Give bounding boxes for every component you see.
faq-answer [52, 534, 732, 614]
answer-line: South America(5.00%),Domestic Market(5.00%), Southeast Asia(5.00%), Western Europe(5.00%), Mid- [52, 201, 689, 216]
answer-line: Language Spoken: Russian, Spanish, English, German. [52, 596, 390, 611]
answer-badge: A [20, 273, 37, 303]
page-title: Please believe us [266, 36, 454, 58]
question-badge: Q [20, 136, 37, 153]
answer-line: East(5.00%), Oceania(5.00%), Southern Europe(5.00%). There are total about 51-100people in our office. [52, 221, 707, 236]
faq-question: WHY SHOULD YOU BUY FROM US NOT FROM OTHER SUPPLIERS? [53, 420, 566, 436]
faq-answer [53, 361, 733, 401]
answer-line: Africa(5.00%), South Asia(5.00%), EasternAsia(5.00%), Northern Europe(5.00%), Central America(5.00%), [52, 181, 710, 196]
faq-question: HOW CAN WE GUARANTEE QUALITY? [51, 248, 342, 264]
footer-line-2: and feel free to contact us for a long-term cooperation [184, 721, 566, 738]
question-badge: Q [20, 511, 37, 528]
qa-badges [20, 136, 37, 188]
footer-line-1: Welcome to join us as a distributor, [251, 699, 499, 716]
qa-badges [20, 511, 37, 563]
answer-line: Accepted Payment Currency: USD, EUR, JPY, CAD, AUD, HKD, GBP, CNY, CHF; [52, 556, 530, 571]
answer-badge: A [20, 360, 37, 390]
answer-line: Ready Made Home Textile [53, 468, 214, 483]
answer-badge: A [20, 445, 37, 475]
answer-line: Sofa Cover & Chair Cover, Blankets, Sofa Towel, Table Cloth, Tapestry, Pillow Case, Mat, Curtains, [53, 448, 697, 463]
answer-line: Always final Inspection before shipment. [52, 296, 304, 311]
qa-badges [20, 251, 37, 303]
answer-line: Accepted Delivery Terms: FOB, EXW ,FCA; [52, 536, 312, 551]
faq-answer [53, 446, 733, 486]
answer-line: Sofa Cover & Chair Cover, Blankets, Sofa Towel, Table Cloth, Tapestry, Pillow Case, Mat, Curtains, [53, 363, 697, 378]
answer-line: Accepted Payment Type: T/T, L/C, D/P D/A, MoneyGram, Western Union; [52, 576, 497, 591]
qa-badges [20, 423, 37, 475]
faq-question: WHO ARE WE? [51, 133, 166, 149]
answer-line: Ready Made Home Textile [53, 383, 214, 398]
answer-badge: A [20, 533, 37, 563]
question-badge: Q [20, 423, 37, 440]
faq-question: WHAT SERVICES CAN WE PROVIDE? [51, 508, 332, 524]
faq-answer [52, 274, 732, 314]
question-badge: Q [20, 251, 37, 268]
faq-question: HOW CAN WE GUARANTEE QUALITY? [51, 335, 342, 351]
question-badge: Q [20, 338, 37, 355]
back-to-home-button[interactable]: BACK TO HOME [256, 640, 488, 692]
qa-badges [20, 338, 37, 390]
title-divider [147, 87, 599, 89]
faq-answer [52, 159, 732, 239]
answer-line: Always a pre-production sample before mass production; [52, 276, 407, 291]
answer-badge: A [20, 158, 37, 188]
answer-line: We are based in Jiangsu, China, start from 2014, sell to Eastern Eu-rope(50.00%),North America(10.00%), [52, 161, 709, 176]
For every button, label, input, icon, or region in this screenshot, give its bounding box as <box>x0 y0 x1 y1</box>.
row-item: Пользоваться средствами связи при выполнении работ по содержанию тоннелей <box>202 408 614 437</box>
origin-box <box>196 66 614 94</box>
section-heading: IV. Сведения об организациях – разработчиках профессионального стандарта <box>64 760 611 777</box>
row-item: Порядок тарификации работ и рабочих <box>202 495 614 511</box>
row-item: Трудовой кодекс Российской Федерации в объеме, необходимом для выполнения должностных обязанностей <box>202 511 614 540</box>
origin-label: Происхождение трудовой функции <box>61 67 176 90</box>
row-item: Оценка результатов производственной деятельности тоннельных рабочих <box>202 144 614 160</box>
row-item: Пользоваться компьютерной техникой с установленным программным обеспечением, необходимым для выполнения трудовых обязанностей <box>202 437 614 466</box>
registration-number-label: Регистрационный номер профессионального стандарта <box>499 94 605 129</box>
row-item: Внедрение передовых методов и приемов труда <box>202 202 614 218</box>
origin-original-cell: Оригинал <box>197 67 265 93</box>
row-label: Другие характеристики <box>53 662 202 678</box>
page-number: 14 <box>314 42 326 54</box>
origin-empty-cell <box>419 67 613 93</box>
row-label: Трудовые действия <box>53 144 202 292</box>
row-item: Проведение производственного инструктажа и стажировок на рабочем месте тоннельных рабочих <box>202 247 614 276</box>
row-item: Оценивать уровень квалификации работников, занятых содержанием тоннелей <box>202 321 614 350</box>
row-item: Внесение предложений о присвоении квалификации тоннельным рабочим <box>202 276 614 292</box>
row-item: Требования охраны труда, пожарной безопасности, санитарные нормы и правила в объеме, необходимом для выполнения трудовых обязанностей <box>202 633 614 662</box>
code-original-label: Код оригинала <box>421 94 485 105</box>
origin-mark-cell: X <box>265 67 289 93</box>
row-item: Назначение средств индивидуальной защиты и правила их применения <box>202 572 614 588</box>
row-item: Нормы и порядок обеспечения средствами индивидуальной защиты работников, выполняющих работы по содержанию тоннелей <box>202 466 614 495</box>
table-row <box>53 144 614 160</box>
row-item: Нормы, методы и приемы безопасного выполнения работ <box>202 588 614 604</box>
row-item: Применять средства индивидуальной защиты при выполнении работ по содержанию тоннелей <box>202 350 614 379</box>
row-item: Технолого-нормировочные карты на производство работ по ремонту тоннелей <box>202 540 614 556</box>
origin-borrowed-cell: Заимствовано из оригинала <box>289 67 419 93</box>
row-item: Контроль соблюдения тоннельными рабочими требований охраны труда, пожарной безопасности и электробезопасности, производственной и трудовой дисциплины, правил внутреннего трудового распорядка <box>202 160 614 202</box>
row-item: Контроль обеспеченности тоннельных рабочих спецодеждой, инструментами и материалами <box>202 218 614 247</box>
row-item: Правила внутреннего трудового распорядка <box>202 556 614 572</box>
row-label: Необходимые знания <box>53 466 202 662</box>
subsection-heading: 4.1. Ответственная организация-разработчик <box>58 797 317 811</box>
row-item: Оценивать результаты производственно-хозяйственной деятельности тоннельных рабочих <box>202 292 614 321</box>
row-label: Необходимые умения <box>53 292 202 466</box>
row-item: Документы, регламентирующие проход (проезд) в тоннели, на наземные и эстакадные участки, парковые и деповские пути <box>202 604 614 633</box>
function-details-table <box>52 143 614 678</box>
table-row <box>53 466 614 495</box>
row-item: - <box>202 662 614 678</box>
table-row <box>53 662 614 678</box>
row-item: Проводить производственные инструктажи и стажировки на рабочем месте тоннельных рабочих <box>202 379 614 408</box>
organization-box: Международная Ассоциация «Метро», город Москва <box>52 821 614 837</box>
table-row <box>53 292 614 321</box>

──────────

Copy out the listing unchanged, starting with its first line and going on through the line with "faq-question: HOW CAN WE GUARANTEE QUALITY? [51, 248, 342, 264]".

## REPLY TO THE EXERCISE
Give bounding boxes for every component you see.
faq-answer [52, 534, 732, 614]
answer-line: South America(5.00%),Domestic Market(5.00%), Southeast Asia(5.00%), Western Europe(5.00%), Mid- [52, 201, 689, 216]
answer-line: Language Spoken: Russian, Spanish, English, German. [52, 596, 390, 611]
answer-badge: A [20, 273, 37, 303]
page-title: Please believe us [266, 36, 454, 58]
question-badge: Q [20, 136, 37, 153]
answer-line: East(5.00%), Oceania(5.00%), Southern Europe(5.00%). There are total about 51-100people in our office. [52, 221, 707, 236]
faq-question: WHY SHOULD YOU BUY FROM US NOT FROM OTHER SUPPLIERS? [53, 420, 566, 436]
faq-answer [53, 361, 733, 401]
answer-line: Africa(5.00%), South Asia(5.00%), EasternAsia(5.00%), Northern Europe(5.00%), Central America(5.00%), [52, 181, 710, 196]
faq-question: HOW CAN WE GUARANTEE QUALITY? [51, 248, 342, 264]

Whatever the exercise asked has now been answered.